##### DATA IN THIS EXERCISE #####

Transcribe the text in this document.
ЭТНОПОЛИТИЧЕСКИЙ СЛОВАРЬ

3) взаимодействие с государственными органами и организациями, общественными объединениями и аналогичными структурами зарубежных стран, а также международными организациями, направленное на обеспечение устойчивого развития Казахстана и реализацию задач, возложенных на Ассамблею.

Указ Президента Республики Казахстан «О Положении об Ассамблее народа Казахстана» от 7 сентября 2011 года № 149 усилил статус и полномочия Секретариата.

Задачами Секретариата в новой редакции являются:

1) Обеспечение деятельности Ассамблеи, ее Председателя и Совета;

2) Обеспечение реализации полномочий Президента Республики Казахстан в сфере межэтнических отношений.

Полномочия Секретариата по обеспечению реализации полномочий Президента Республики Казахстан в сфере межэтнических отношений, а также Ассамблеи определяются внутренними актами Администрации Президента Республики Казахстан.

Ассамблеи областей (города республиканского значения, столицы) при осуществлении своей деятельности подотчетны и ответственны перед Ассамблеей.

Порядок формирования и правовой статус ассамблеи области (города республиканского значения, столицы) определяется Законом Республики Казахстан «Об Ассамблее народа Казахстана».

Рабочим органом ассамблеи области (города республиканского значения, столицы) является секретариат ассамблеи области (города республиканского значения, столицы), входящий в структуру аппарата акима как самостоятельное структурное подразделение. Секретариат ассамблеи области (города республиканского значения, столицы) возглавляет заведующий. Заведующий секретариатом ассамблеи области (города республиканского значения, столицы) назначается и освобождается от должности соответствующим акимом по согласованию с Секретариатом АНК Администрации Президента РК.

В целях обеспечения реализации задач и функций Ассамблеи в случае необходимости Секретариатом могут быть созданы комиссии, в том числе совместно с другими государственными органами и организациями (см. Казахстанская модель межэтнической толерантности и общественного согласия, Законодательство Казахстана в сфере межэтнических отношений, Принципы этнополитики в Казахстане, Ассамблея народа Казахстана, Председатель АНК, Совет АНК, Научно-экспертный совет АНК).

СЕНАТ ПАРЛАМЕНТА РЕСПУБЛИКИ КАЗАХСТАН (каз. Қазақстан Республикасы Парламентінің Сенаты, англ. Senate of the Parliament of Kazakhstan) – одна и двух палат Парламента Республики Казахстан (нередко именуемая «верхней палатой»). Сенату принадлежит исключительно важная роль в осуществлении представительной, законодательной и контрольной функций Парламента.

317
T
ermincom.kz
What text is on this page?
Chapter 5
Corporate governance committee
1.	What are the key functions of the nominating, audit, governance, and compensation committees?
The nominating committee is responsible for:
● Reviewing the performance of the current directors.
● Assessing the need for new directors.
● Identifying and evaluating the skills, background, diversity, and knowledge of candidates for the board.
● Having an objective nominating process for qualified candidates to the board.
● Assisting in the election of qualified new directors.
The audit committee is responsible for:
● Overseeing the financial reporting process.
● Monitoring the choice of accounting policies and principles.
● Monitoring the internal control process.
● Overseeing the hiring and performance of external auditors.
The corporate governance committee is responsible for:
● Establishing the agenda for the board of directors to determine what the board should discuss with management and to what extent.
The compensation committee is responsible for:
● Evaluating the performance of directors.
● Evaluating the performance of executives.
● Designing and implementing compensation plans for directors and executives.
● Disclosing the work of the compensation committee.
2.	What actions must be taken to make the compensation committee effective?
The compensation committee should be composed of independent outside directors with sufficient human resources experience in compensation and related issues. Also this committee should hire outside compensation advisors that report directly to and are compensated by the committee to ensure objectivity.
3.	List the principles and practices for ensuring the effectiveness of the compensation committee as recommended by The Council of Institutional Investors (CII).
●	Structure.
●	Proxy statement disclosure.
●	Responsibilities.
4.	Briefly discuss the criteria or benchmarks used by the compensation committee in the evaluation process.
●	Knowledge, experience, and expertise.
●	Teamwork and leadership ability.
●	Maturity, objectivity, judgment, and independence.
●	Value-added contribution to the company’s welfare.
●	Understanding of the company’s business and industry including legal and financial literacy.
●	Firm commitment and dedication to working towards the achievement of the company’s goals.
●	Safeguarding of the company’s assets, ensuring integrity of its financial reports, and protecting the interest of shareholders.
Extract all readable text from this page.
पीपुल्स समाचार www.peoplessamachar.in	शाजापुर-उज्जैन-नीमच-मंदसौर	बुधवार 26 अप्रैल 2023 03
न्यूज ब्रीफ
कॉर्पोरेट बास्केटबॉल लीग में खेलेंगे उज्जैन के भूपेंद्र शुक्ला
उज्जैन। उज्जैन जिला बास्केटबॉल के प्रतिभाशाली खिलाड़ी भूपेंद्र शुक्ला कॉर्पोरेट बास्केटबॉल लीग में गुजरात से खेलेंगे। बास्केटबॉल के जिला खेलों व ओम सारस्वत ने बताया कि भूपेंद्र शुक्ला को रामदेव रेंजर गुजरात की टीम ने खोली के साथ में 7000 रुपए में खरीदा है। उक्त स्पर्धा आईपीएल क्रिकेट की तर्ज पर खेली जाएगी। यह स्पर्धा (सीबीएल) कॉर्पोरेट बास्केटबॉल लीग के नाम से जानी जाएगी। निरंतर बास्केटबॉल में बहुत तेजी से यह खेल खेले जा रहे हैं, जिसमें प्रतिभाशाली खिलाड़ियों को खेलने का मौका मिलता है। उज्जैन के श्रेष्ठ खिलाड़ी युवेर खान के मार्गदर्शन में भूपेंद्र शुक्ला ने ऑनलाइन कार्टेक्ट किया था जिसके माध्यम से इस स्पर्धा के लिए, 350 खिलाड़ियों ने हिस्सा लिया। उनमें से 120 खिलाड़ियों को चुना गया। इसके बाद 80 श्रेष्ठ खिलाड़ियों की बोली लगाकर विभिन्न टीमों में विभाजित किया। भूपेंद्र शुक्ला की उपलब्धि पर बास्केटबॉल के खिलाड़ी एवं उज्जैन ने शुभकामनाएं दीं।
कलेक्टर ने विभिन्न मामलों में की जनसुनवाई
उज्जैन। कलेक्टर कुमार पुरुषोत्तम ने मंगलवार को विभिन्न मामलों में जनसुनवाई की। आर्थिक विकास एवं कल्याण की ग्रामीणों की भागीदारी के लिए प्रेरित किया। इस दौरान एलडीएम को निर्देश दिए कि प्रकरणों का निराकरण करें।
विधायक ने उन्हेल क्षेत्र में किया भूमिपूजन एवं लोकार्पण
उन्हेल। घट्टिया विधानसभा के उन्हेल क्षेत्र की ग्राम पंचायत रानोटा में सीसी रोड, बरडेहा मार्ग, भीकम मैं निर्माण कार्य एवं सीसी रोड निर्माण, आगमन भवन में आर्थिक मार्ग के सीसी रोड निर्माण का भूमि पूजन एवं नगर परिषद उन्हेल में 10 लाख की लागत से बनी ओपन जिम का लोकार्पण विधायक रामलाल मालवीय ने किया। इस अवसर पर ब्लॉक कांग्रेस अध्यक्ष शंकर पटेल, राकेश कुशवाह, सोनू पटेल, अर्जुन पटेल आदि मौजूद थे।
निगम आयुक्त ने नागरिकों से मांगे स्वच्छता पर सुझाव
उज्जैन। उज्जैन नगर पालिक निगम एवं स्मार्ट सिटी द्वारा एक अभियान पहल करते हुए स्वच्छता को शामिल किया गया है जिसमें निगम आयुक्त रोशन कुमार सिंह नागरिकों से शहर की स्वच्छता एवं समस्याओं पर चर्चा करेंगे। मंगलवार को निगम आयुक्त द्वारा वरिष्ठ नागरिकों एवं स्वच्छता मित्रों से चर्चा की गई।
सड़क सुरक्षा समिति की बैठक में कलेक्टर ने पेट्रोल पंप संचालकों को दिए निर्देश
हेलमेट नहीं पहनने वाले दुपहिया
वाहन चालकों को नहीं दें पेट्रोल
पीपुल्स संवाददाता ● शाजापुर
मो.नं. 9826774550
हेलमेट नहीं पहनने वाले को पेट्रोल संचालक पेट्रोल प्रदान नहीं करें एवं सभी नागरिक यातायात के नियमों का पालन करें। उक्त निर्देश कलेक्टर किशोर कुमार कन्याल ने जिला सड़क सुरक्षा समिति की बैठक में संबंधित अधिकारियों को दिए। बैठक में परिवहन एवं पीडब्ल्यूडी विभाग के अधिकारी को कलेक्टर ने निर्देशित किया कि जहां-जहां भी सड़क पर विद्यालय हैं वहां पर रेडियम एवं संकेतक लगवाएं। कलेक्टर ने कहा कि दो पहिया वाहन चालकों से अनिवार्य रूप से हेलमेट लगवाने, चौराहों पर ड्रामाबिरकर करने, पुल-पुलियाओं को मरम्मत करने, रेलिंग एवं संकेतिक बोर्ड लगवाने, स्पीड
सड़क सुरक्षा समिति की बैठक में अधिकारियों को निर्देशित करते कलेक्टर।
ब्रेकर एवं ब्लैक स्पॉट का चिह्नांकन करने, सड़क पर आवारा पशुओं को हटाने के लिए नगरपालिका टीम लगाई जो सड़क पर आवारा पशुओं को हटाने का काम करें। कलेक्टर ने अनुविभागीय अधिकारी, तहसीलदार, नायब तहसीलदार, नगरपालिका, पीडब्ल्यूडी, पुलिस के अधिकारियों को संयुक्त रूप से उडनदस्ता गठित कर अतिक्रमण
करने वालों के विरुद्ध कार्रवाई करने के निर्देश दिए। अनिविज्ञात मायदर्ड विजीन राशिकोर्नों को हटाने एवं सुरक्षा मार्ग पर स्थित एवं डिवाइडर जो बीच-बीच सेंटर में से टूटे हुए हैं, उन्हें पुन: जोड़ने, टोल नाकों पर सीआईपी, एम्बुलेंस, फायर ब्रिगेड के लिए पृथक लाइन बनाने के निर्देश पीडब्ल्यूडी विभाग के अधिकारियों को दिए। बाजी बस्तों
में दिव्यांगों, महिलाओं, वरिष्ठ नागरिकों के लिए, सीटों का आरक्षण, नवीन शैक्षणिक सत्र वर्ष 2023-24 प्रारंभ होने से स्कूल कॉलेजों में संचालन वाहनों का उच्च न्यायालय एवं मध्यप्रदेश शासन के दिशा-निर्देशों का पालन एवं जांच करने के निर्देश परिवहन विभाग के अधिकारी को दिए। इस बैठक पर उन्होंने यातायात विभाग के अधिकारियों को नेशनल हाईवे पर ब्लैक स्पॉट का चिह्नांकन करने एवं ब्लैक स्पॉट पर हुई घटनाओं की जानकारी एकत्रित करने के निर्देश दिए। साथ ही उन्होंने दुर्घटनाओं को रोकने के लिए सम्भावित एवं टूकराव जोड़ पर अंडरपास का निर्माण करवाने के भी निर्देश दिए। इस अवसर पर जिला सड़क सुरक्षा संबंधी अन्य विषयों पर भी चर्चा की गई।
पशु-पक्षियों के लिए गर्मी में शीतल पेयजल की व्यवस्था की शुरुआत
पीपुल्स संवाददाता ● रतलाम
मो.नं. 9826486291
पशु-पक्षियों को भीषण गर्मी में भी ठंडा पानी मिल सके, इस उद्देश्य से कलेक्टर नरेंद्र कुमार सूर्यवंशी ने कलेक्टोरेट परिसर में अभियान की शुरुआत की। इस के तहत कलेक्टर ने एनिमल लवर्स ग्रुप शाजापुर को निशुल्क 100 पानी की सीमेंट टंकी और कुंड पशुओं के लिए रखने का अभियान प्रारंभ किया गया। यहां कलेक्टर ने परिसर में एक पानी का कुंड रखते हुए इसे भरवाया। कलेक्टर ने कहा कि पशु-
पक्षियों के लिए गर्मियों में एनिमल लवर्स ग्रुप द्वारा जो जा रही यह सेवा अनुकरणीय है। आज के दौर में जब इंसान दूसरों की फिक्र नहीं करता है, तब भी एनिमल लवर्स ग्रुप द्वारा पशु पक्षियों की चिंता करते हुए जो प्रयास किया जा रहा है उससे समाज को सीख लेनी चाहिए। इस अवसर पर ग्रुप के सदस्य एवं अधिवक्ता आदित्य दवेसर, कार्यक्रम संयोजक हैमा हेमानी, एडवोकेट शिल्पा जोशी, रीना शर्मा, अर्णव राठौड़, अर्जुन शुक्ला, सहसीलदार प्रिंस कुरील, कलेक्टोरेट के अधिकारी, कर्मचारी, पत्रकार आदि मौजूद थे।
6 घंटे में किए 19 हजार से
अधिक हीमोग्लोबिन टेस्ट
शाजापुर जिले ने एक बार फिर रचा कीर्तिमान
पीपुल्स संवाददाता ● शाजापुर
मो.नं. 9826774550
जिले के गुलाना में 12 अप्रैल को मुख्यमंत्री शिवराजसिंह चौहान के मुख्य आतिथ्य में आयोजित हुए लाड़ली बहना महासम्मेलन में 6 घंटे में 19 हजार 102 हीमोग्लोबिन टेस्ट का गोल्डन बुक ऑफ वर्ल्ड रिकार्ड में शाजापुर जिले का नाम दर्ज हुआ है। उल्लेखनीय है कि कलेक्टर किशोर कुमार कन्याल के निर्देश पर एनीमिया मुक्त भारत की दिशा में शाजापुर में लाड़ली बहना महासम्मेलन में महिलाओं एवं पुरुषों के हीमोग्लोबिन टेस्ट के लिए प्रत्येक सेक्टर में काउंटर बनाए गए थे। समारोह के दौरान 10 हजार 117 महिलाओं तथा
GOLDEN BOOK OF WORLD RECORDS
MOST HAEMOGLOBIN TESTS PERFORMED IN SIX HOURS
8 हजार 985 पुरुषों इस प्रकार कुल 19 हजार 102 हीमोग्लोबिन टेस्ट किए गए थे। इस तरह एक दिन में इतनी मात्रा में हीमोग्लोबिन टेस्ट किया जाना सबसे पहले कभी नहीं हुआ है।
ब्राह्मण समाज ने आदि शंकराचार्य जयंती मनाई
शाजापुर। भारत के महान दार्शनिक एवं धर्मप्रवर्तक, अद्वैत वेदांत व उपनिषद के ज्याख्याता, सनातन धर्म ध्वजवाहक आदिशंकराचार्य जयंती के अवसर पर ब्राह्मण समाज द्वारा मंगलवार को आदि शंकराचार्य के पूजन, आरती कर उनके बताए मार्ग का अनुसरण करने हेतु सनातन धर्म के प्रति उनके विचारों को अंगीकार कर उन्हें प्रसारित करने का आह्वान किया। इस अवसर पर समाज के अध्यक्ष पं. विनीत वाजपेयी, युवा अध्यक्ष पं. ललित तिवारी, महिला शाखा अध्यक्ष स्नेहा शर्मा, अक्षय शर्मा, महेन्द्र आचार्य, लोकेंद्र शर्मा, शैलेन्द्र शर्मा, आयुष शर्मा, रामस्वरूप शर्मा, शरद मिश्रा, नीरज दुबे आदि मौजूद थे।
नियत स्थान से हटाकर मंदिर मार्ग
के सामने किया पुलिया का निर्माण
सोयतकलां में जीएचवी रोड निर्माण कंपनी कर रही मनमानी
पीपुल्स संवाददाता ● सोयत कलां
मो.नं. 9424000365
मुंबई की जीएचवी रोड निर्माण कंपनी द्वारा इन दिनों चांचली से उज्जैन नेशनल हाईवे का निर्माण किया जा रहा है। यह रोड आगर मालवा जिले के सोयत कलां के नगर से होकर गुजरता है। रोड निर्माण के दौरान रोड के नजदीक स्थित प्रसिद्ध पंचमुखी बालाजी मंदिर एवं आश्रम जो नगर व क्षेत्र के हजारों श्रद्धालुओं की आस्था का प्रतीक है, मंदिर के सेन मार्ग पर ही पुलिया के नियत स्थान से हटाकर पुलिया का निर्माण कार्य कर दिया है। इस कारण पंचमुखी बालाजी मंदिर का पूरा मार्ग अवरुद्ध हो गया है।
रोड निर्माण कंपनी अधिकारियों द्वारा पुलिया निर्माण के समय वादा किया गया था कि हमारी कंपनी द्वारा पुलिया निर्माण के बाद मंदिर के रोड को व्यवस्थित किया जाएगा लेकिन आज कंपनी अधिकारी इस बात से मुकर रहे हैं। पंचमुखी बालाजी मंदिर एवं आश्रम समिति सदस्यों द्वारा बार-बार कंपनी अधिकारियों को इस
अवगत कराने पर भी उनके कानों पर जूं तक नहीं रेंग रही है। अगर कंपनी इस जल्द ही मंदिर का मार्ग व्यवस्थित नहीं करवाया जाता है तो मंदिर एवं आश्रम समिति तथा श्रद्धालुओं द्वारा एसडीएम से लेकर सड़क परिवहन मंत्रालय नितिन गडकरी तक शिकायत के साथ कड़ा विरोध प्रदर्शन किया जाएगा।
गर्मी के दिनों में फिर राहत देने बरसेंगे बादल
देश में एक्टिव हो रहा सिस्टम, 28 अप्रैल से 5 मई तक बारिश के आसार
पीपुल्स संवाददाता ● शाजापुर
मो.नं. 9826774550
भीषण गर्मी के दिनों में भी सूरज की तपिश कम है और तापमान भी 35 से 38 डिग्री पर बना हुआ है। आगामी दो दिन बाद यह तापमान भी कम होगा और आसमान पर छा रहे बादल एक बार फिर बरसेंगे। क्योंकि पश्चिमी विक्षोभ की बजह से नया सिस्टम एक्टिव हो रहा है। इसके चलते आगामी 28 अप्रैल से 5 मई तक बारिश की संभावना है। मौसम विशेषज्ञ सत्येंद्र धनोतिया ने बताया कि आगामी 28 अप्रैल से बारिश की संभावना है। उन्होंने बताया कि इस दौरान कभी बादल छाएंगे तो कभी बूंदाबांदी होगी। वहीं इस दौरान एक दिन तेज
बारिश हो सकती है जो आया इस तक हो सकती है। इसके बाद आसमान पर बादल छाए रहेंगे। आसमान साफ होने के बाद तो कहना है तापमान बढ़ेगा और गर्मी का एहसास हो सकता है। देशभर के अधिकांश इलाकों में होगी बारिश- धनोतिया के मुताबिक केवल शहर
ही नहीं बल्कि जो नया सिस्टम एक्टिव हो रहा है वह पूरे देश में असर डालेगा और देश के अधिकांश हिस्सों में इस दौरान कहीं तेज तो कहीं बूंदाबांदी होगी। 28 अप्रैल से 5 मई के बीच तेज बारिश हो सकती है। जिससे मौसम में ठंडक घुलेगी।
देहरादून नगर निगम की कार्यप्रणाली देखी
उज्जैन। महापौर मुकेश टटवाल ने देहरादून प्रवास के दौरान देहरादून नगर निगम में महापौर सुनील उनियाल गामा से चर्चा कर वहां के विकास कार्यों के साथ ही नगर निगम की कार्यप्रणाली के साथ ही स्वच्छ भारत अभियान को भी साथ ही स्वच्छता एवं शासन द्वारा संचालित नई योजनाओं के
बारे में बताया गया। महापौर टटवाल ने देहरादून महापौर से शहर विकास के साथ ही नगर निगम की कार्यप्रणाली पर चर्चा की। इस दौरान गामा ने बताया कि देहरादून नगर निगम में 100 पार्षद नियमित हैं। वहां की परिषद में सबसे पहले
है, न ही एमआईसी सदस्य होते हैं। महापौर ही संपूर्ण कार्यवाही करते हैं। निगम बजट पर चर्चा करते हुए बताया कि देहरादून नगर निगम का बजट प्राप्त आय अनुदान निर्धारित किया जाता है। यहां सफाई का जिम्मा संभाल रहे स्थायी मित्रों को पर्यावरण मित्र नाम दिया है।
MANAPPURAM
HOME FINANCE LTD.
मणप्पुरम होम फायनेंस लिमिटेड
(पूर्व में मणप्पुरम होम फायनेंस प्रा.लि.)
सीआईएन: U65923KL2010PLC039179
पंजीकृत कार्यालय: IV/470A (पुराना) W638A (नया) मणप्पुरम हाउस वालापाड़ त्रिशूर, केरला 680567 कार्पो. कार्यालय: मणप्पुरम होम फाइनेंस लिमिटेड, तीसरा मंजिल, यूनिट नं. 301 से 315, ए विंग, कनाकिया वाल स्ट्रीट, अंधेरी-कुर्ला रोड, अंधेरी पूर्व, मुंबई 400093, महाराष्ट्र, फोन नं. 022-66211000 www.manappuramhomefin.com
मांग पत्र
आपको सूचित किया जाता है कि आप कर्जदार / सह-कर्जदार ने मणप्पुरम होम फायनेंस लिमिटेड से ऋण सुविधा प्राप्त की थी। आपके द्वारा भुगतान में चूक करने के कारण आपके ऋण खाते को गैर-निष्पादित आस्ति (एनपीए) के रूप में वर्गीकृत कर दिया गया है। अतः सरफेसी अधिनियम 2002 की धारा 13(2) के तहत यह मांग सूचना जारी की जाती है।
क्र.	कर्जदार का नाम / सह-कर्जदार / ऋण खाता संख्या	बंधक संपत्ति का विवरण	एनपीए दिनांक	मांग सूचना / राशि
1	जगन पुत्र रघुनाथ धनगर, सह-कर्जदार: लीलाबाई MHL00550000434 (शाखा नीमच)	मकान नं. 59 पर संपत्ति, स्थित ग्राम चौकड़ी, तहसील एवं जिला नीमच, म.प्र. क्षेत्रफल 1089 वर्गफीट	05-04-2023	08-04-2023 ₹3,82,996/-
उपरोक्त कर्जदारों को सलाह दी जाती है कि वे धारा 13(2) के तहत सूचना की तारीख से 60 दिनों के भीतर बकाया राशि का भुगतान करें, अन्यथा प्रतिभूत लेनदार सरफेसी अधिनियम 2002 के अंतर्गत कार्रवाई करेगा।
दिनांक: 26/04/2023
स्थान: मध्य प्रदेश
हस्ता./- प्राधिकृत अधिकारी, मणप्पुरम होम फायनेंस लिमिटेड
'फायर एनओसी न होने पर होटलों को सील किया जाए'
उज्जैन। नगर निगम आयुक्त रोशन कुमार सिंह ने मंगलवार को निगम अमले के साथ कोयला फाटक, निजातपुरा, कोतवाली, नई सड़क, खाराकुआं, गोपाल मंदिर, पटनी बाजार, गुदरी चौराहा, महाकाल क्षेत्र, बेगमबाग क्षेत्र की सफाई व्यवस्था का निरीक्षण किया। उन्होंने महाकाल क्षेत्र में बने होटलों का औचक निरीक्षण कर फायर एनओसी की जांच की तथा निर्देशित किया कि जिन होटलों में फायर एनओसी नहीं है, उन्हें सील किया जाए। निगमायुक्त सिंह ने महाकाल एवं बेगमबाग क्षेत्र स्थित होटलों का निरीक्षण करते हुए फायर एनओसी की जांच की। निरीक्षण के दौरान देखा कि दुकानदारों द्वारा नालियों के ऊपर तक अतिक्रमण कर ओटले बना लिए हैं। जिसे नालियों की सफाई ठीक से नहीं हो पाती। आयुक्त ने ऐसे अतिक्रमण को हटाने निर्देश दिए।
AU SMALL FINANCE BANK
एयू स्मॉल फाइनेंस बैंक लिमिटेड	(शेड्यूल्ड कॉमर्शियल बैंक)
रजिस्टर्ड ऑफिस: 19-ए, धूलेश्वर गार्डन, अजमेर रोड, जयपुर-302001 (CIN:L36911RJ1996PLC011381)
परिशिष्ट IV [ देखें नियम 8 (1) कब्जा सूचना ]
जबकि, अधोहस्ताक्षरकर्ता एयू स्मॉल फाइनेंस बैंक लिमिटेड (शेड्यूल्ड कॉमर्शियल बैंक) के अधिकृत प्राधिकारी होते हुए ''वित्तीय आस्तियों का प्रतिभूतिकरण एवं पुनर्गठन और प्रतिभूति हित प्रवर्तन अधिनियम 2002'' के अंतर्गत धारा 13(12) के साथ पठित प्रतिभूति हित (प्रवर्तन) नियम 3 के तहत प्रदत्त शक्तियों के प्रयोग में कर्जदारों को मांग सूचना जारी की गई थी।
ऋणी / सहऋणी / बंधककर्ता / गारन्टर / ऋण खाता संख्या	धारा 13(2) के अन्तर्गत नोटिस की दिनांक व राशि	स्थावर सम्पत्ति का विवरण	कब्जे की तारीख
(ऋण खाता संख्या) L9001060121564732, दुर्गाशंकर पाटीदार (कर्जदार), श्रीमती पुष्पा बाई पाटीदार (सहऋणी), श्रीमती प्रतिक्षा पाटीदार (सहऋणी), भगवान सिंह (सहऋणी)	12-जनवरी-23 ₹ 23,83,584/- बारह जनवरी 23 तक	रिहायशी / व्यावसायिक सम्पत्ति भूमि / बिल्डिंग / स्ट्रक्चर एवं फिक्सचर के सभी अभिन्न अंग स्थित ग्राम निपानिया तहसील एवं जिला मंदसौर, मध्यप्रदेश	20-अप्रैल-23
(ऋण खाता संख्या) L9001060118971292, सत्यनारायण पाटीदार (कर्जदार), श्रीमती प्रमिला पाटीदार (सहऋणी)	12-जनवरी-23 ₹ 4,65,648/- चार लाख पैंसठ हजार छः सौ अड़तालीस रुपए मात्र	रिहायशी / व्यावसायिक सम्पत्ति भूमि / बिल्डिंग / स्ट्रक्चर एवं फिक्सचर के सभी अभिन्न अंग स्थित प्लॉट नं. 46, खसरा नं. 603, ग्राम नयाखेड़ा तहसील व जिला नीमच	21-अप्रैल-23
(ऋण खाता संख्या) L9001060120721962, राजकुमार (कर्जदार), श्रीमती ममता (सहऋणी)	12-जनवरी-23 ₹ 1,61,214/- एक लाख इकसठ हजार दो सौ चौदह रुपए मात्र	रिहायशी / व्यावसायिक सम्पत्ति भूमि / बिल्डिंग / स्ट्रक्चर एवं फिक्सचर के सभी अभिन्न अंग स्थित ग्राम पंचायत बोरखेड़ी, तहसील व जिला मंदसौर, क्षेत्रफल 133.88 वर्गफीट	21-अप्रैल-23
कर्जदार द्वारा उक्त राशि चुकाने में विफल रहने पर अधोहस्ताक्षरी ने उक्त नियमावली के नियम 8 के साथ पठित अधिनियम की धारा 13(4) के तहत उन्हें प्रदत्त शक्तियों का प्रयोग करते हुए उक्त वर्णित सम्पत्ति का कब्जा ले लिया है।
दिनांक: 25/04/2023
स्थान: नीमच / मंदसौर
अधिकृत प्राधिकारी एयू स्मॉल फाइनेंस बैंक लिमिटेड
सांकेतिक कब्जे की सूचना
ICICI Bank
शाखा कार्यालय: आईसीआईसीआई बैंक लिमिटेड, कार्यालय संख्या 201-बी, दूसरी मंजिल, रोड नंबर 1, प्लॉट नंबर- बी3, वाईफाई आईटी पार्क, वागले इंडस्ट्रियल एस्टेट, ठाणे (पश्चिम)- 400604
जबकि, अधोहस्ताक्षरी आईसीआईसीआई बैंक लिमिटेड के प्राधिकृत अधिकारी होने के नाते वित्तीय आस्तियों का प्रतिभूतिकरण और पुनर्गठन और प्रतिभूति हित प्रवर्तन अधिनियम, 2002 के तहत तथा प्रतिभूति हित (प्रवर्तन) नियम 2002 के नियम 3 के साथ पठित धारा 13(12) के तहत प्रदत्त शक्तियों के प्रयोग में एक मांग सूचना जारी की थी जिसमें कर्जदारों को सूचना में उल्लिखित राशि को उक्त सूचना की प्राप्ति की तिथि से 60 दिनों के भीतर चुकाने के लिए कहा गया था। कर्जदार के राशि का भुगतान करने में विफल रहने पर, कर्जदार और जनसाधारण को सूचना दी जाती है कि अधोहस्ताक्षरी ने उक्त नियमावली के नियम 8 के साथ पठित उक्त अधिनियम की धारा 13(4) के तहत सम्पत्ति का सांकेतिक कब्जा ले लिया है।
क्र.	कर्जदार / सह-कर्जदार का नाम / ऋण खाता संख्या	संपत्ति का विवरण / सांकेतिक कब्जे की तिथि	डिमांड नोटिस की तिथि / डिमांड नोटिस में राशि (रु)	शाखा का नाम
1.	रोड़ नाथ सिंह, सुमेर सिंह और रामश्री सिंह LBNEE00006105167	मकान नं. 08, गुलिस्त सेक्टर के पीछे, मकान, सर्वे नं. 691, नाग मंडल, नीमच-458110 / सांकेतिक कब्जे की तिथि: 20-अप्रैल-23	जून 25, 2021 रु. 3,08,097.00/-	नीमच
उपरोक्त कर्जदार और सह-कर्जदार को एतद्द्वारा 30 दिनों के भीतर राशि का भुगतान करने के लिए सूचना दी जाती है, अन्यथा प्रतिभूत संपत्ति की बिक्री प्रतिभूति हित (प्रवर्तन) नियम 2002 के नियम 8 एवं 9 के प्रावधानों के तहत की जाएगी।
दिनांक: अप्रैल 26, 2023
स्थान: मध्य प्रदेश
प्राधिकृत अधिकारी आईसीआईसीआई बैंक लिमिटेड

#####

• [TASK OBJECTIVE]: Gather each line of the records holding the string "Overseeing".

• [RESULT OF THIS EXERCISE]:
● Overseeing the financial reporting process.
● Overseeing the hiring and performance of external auditors.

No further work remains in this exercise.